Copy all of the material word for word, except for the pictures.

## INPUT FOR THIS TASK
☆ ☆ ☆ ☆
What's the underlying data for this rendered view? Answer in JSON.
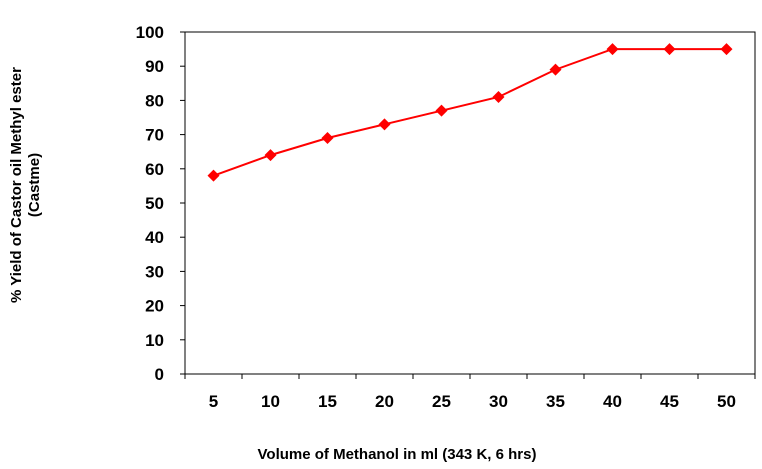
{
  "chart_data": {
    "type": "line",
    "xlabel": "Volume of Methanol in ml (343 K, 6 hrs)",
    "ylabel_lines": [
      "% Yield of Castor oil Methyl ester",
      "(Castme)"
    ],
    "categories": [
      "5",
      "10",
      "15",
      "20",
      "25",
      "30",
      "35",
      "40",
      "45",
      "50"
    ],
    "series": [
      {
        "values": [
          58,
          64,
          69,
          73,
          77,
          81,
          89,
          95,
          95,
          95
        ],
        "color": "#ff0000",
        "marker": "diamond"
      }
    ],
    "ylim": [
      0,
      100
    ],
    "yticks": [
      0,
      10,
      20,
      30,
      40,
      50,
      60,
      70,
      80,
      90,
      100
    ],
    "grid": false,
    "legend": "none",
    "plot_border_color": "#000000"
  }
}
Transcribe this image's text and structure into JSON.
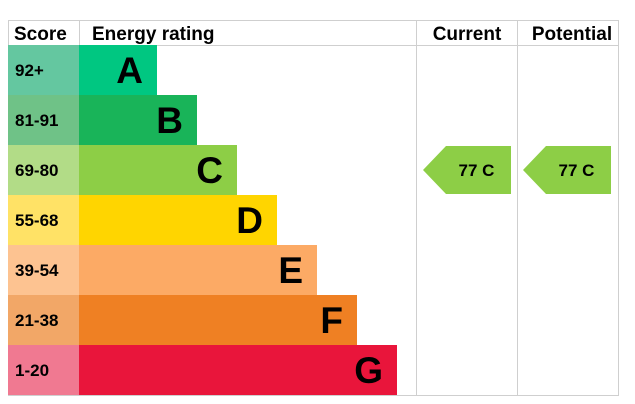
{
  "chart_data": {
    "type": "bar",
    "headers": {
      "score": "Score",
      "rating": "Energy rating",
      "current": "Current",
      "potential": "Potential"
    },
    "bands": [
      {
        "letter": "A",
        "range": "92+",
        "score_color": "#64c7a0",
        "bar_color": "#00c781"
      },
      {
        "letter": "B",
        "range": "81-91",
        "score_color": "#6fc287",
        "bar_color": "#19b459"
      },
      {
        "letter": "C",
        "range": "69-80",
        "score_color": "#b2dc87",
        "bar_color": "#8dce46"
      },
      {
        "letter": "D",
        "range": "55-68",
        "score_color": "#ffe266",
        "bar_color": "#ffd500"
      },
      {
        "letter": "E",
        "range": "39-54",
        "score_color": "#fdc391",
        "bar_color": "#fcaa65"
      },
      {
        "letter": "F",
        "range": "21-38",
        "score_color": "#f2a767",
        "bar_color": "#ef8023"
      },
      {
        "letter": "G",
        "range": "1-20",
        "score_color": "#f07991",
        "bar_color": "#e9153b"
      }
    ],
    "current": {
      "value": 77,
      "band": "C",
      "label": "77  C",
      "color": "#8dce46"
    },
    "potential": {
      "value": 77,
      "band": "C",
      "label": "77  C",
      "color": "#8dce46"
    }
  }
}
☆ ☆ ☆ ☆
## WRITTEN RESPONSE
What's the underlying data for this rendered view? Answer in JSON.
{
  "chart_data": {
    "type": "line",
    "xlabel": "Volume of Methanol in ml (343 K, 6 hrs)",
    "ylabel_lines": [
      "% Yield of Castor oil Methyl ester",
      "(Castme)"
    ],
    "categories": [
      "5",
      "10",
      "15",
      "20",
      "25",
      "30",
      "35",
      "40",
      "45",
      "50"
    ],
    "series": [
      {
        "values": [
          58,
          64,
          69,
          73,
          77,
          81,
          89,
          95,
          95,
          95
        ],
        "color": "#ff0000",
        "marker": "diamond"
      }
    ],
    "ylim": [
      0,
      100
    ],
    "yticks": [
      0,
      10,
      20,
      30,
      40,
      50,
      60,
      70,
      80,
      90,
      100
    ],
    "grid": false,
    "legend": "none",
    "plot_border_color": "#000000"
  }
}
Transcribe this image's text and structure into JSON.
{
  "chart_data": {
    "type": "bar",
    "headers": {
      "score": "Score",
      "rating": "Energy rating",
      "current": "Current",
      "potential": "Potential"
    },
    "bands": [
      {
        "letter": "A",
        "range": "92+",
        "score_color": "#64c7a0",
        "bar_color": "#00c781"
      },
      {
        "letter": "B",
        "range": "81-91",
        "score_color": "#6fc287",
        "bar_color": "#19b459"
      },
      {
        "letter": "C",
        "range": "69-80",
        "score_color": "#b2dc87",
        "bar_color": "#8dce46"
      },
      {
        "letter": "D",
        "range": "55-68",
        "score_color": "#ffe266",
        "bar_color": "#ffd500"
      },
      {
        "letter": "E",
        "range": "39-54",
        "score_color": "#fdc391",
        "bar_color": "#fcaa65"
      },
      {
        "letter": "F",
        "range": "21-38",
        "score_color": "#f2a767",
        "bar_color": "#ef8023"
      },
      {
        "letter": "G",
        "range": "1-20",
        "score_color": "#f07991",
        "bar_color": "#e9153b"
      }
    ],
    "current": {
      "value": 77,
      "band": "C",
      "label": "77  C",
      "color": "#8dce46"
    },
    "potential": {
      "value": 77,
      "band": "C",
      "label": "77  C",
      "color": "#8dce46"
    }
  }
}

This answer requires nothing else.